### TASK STATEMENT
Reproduce the listing exactly, with no pictures in your copy.

### INPUT FOR THIS TASK

***

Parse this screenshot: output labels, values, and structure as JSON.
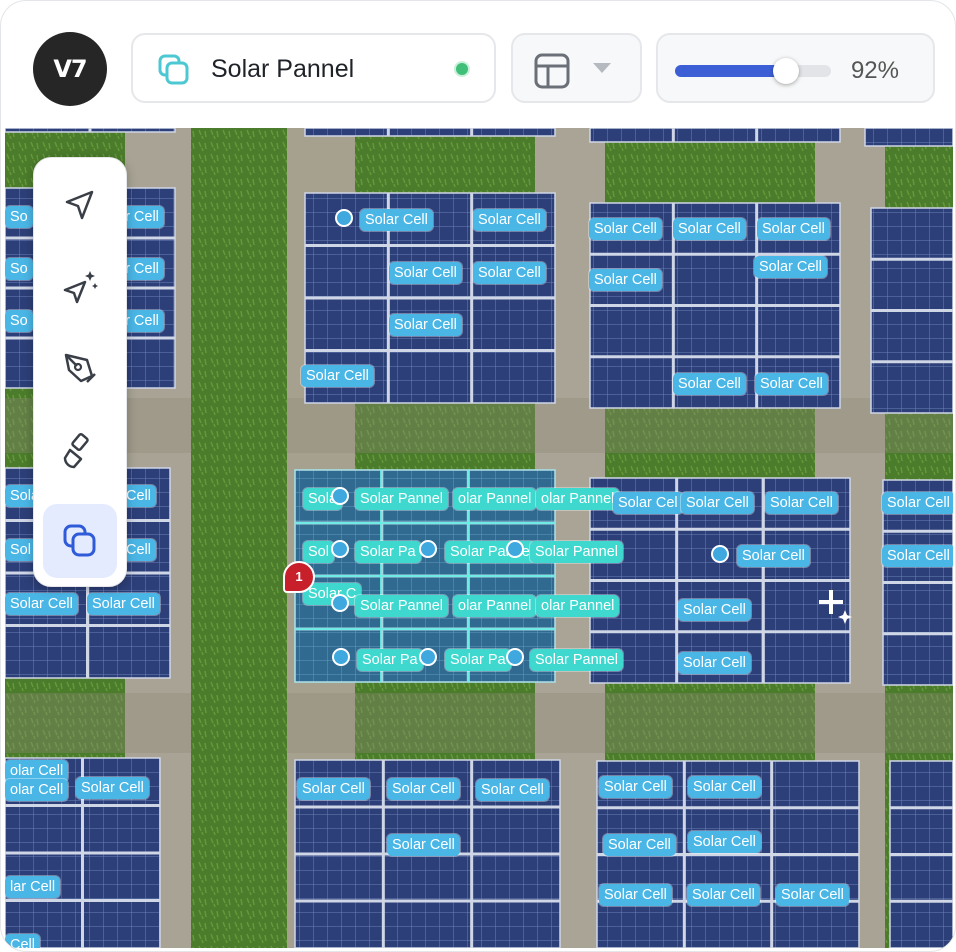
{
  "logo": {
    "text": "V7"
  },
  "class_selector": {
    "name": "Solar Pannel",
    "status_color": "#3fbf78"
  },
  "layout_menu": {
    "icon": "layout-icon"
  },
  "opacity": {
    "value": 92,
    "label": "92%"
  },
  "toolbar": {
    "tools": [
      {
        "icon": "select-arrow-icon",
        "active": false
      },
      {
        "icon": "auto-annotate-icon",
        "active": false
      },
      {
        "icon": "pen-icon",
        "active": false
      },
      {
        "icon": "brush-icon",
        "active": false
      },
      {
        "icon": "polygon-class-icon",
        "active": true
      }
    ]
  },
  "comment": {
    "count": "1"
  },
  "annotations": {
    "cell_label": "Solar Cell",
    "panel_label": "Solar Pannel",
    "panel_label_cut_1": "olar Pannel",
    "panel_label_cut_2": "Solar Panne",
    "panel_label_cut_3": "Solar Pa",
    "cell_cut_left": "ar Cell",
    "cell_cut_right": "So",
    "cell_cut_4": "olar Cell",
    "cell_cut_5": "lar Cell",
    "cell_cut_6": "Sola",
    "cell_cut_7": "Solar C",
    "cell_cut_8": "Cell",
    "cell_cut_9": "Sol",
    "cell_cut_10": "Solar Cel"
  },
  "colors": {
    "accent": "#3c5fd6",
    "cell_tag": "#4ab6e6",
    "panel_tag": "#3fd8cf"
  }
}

***

### FULL OUTPUT
Parse this screenshot: output labels, values, and structure as JSON.
{
  "logo": {
    "text": "V7"
  },
  "class_selector": {
    "name": "Solar Pannel",
    "status_color": "#3fbf78"
  },
  "layout_menu": {
    "icon": "layout-icon"
  },
  "opacity": {
    "value": 92,
    "label": "92%"
  },
  "toolbar": {
    "tools": [
      {
        "icon": "select-arrow-icon",
        "active": false
      },
      {
        "icon": "auto-annotate-icon",
        "active": false
      },
      {
        "icon": "pen-icon",
        "active": false
      },
      {
        "icon": "brush-icon",
        "active": false
      },
      {
        "icon": "polygon-class-icon",
        "active": true
      }
    ]
  },
  "comment": {
    "count": "1"
  },
  "annotations": {
    "cell_label": "Solar Cell",
    "panel_label": "Solar Pannel",
    "panel_label_cut_1": "olar Pannel",
    "panel_label_cut_2": "Solar Panne",
    "panel_label_cut_3": "Solar Pa",
    "cell_cut_left": "ar Cell",
    "cell_cut_right": "So",
    "cell_cut_4": "olar Cell",
    "cell_cut_5": "lar Cell",
    "cell_cut_6": "Sola",
    "cell_cut_7": "Solar C",
    "cell_cut_8": "Cell",
    "cell_cut_9": "Sol",
    "cell_cut_10": "Solar Cel"
  },
  "colors": {
    "accent": "#3c5fd6",
    "cell_tag": "#4ab6e6",
    "panel_tag": "#3fd8cf"
  }
}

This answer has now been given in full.